• **Written instruction**: Return the entries below, starting at the first line and ending at the line that contains "close-button[interactable]: 关闭 (1023, 919, 1381, 991)". Copy each line exactly, with both ends included.

(Data lines)

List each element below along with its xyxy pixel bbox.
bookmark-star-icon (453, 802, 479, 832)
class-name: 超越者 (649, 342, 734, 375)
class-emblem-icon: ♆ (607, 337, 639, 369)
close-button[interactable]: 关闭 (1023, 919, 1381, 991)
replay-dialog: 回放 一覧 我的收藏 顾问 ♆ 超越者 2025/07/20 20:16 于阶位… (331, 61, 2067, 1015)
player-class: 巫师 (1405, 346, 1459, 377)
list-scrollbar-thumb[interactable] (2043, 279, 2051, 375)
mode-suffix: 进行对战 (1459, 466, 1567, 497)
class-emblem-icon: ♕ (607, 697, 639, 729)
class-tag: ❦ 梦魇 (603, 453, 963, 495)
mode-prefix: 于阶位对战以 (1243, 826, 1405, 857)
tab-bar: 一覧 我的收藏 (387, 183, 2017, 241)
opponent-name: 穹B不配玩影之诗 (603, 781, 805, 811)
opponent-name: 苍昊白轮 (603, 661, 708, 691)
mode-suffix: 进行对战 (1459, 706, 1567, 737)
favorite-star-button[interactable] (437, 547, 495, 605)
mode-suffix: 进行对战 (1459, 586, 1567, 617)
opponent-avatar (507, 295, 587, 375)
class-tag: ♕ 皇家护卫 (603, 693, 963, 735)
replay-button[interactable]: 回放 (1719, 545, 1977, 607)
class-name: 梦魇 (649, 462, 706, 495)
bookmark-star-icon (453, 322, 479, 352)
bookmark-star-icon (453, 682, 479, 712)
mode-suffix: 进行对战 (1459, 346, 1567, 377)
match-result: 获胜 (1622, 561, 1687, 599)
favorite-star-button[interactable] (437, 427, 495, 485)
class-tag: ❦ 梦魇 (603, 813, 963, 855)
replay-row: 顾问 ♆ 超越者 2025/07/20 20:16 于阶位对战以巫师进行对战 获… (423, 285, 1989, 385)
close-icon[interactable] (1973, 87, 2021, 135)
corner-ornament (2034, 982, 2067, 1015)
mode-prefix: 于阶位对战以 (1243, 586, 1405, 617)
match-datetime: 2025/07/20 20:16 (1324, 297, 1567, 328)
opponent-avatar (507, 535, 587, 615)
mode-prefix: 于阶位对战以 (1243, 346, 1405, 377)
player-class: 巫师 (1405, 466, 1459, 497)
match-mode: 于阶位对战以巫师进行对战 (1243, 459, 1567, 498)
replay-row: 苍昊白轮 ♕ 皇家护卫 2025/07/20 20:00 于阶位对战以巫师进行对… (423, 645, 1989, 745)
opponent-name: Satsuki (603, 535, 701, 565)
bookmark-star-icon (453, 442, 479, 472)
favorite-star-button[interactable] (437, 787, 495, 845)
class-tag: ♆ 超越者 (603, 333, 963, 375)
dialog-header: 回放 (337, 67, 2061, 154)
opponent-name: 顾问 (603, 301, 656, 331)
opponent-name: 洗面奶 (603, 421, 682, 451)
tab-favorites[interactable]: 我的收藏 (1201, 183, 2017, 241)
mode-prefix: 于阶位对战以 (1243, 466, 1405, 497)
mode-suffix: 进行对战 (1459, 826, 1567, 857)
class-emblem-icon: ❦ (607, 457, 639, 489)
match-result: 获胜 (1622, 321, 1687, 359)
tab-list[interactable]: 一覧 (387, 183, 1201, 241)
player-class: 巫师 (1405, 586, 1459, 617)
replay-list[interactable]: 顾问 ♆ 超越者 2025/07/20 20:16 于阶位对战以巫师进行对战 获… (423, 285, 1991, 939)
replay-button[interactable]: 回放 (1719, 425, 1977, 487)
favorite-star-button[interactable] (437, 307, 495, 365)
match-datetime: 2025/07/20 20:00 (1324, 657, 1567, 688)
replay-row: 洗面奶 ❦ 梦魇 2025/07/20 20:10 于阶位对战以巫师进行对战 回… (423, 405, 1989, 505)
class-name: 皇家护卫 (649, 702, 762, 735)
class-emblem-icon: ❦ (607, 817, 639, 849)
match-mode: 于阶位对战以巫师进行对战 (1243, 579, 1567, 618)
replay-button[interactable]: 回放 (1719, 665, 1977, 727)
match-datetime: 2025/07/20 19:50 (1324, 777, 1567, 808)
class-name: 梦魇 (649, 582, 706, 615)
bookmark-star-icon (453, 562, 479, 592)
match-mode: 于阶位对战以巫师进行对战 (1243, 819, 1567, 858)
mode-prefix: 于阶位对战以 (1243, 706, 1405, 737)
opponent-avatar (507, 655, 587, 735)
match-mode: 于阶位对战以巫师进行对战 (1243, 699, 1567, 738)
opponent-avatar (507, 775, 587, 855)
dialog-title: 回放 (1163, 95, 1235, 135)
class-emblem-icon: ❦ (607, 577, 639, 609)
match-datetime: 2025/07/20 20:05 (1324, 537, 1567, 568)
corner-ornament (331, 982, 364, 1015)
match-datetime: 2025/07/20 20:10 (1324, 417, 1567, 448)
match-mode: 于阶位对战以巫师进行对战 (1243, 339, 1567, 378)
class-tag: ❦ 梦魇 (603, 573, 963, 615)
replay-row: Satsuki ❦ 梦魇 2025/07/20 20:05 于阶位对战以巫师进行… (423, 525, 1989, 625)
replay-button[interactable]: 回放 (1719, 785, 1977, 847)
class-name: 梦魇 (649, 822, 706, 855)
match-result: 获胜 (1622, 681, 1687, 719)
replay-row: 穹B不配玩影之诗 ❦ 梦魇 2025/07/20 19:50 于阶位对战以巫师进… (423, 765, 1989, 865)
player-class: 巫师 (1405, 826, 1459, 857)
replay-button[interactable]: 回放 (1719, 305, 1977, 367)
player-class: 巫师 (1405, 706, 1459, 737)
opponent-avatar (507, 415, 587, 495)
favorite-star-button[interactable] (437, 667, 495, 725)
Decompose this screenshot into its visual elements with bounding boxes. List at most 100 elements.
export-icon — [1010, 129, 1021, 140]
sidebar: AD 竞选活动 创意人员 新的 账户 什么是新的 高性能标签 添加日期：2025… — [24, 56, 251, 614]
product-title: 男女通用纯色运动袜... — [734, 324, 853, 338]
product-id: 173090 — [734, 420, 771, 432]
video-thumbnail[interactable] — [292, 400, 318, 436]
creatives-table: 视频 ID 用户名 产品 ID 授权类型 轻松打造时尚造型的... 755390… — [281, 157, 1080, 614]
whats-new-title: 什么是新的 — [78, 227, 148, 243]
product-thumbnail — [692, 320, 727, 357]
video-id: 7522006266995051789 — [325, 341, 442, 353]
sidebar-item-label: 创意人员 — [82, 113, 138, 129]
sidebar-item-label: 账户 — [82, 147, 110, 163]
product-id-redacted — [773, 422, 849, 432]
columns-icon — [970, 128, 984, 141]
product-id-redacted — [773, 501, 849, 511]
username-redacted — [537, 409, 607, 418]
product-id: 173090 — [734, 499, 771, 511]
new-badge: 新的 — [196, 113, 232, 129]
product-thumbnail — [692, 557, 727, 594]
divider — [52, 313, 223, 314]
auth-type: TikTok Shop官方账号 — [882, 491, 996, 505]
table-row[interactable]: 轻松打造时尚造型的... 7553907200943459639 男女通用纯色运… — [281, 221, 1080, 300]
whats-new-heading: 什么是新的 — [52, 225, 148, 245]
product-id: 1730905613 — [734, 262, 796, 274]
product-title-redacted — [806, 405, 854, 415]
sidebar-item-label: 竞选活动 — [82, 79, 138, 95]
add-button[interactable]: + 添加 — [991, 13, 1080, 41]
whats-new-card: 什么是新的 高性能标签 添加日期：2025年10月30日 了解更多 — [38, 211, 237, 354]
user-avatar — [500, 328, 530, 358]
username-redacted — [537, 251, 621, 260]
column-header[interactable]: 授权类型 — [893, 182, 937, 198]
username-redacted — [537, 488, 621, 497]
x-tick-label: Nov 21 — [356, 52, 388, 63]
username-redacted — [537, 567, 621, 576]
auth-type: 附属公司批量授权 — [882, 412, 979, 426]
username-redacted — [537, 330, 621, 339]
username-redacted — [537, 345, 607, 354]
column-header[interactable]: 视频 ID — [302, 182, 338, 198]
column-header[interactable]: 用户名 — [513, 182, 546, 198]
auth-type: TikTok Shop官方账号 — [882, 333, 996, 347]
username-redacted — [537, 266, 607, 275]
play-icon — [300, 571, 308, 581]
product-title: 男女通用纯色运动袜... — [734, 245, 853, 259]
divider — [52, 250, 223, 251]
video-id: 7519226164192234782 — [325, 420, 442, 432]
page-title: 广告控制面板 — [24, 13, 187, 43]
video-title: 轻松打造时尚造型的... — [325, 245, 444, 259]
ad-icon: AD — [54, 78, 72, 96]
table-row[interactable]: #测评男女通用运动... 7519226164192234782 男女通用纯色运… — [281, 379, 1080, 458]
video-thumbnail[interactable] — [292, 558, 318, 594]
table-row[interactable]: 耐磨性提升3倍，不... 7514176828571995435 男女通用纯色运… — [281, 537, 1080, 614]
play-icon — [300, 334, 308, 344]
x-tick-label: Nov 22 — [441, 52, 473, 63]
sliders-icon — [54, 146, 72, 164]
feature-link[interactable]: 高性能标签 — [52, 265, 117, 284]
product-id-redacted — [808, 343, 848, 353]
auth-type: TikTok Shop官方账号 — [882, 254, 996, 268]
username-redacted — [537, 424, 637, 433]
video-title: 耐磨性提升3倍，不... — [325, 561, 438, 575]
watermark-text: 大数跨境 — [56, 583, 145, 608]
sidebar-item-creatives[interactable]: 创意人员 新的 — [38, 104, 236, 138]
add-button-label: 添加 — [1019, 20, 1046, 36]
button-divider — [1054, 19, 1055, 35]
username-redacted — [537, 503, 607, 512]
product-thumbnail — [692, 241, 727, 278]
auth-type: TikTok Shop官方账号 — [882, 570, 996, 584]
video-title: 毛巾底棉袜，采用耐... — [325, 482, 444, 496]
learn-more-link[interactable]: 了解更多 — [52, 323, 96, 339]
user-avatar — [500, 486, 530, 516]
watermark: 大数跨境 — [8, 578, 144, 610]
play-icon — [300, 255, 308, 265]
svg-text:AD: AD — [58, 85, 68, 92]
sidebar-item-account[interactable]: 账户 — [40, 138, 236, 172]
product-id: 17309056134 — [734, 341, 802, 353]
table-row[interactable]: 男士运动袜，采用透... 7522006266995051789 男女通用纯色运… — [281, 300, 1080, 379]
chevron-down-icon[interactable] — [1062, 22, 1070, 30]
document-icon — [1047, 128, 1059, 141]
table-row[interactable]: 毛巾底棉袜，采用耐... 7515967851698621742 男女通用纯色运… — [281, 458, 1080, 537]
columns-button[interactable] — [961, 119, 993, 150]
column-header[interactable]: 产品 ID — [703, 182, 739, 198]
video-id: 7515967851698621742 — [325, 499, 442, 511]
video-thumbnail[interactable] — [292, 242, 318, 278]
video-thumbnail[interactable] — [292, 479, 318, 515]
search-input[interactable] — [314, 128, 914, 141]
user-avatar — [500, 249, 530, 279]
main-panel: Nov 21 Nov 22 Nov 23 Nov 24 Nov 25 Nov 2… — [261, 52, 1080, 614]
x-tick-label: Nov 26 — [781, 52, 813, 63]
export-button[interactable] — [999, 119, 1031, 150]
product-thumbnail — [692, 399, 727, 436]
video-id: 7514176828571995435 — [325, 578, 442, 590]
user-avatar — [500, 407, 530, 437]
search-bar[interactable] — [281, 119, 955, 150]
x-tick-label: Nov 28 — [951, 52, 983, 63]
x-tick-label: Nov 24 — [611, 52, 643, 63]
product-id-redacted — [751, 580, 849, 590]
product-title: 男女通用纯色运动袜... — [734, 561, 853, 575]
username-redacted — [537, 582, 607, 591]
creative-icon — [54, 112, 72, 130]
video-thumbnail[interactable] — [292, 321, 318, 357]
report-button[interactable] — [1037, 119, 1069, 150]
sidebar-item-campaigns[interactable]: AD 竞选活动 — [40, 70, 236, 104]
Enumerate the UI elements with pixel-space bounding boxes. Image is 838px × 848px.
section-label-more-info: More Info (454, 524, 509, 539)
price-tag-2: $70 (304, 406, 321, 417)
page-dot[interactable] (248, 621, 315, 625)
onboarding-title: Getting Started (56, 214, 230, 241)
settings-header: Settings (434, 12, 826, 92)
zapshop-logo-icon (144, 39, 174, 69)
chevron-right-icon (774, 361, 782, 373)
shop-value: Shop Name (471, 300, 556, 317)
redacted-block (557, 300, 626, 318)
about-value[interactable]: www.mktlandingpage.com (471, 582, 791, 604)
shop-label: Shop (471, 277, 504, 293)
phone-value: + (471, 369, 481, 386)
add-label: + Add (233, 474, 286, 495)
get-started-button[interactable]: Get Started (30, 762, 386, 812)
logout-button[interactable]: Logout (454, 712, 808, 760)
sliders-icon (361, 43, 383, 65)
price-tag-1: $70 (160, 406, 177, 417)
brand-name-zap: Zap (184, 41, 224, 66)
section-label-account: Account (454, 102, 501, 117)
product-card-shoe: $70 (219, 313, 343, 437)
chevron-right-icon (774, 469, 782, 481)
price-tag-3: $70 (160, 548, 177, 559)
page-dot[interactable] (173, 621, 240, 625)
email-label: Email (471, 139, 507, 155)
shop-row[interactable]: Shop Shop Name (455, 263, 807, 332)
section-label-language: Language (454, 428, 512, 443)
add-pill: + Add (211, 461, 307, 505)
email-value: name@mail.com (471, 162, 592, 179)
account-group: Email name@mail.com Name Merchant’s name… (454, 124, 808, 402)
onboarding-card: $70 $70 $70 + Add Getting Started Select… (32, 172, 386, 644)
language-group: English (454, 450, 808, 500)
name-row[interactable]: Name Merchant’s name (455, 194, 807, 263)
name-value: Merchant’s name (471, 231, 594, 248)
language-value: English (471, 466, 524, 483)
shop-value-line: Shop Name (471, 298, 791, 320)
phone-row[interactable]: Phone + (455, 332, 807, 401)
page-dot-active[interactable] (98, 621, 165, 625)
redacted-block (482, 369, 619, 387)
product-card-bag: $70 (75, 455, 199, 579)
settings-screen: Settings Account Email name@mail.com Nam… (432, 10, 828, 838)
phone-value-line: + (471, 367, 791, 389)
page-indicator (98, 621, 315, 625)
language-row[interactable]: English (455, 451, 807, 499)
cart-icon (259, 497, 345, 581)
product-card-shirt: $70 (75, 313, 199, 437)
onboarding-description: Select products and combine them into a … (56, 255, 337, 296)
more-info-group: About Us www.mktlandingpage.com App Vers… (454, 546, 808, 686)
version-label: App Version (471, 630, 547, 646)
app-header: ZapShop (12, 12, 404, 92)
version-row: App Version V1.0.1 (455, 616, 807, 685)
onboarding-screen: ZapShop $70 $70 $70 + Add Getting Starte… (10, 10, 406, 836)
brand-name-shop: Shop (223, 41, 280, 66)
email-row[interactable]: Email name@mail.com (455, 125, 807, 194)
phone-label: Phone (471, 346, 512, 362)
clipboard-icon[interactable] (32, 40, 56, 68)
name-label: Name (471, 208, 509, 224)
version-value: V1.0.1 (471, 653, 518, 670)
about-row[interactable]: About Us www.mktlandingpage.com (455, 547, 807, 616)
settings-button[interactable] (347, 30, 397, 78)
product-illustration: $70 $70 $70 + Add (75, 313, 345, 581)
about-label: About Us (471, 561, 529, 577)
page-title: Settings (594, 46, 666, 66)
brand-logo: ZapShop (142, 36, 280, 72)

• **Solution for this problem**:
List each element below along with its xyxy pixel bbox.
bookmark-star-icon (453, 802, 479, 832)
class-name: 超越者 (649, 342, 734, 375)
class-emblem-icon: ♆ (607, 337, 639, 369)
close-button[interactable]: 关闭 (1023, 919, 1381, 991)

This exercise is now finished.